Pick out and copy every line below that has the word "address".
....
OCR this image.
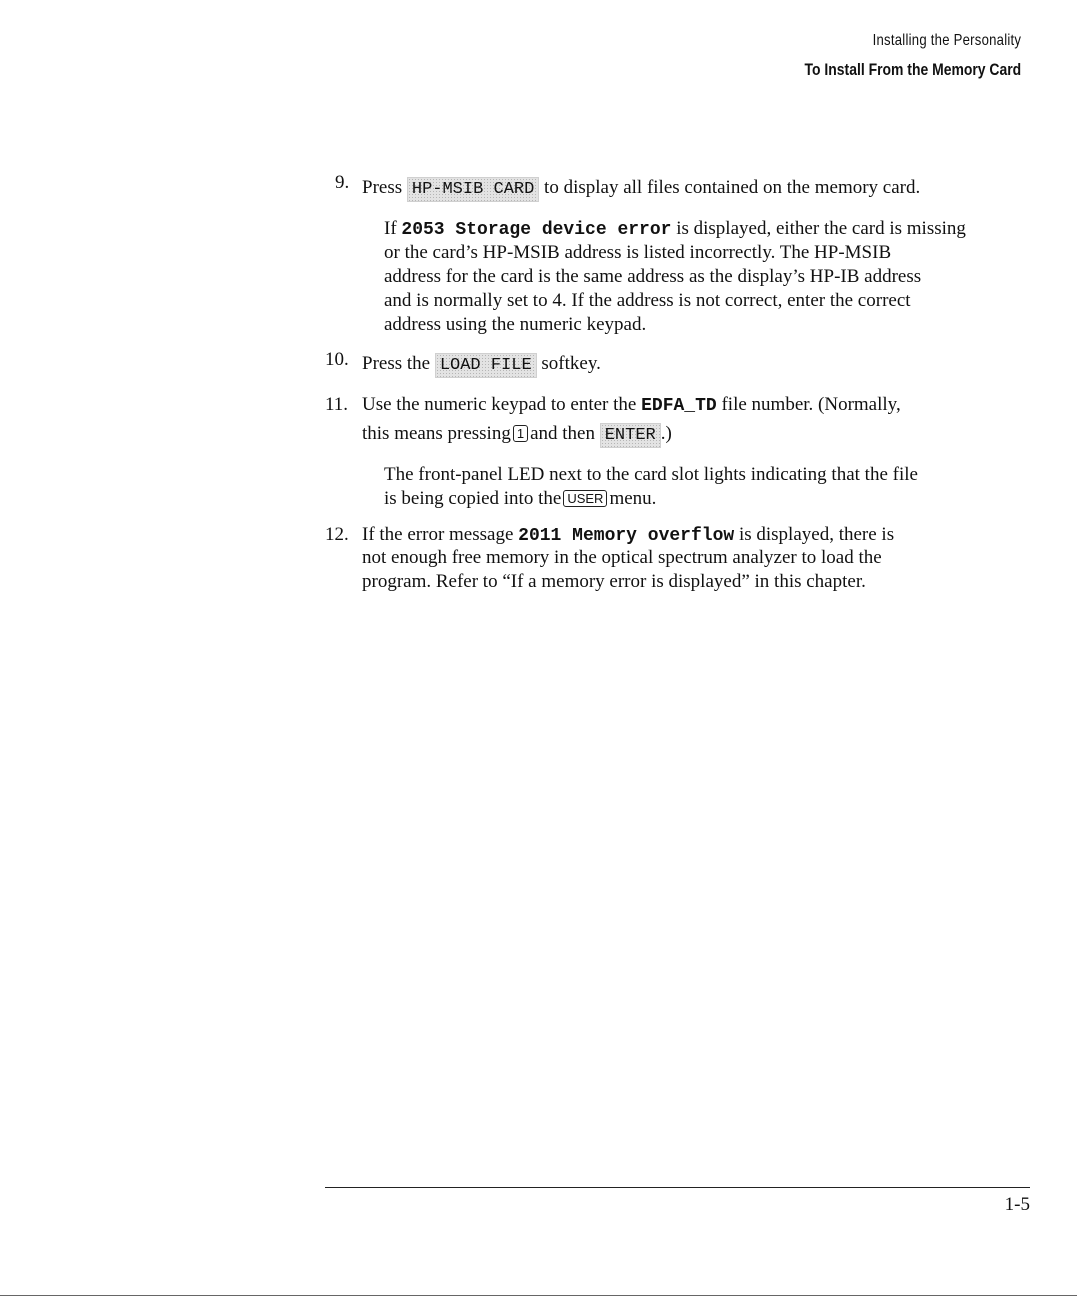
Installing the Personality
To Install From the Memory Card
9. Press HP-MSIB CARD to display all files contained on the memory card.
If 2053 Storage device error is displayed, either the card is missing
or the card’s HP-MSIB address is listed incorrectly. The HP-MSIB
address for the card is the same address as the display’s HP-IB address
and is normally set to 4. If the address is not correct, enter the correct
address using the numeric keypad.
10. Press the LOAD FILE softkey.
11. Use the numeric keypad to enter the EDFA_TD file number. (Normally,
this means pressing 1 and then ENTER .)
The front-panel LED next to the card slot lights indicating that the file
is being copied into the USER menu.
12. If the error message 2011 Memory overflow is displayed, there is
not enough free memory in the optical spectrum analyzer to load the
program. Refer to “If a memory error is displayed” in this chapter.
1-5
....
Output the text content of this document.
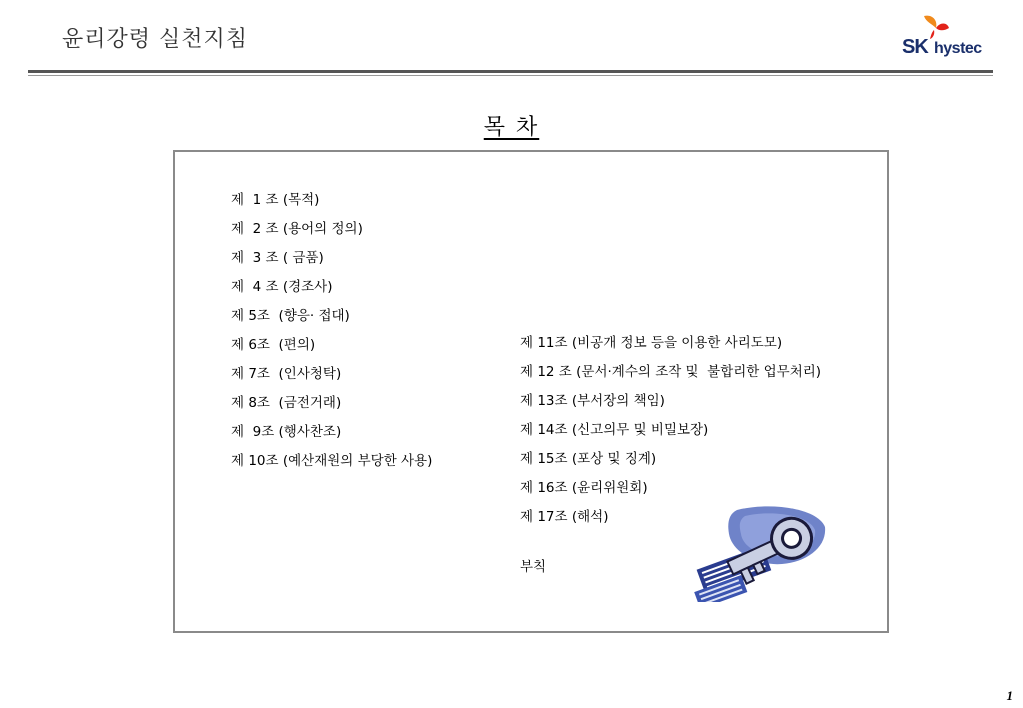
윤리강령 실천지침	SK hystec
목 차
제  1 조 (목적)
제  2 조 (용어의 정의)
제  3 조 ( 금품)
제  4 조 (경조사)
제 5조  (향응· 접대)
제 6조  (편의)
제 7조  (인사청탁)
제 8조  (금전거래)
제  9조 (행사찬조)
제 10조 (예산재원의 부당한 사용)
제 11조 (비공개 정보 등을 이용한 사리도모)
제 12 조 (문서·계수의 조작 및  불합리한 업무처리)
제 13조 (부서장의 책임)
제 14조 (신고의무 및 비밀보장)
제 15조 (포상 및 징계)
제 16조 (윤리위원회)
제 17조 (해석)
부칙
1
....
*FINAL ANSWER*.
or the card’s HP-MSIB address is listed incorrectly. The HP-MSIB
address for the card is the same address as the display’s HP-IB address
and is normally set to 4. If the address is not correct, enter the correct
address using the numeric keypad.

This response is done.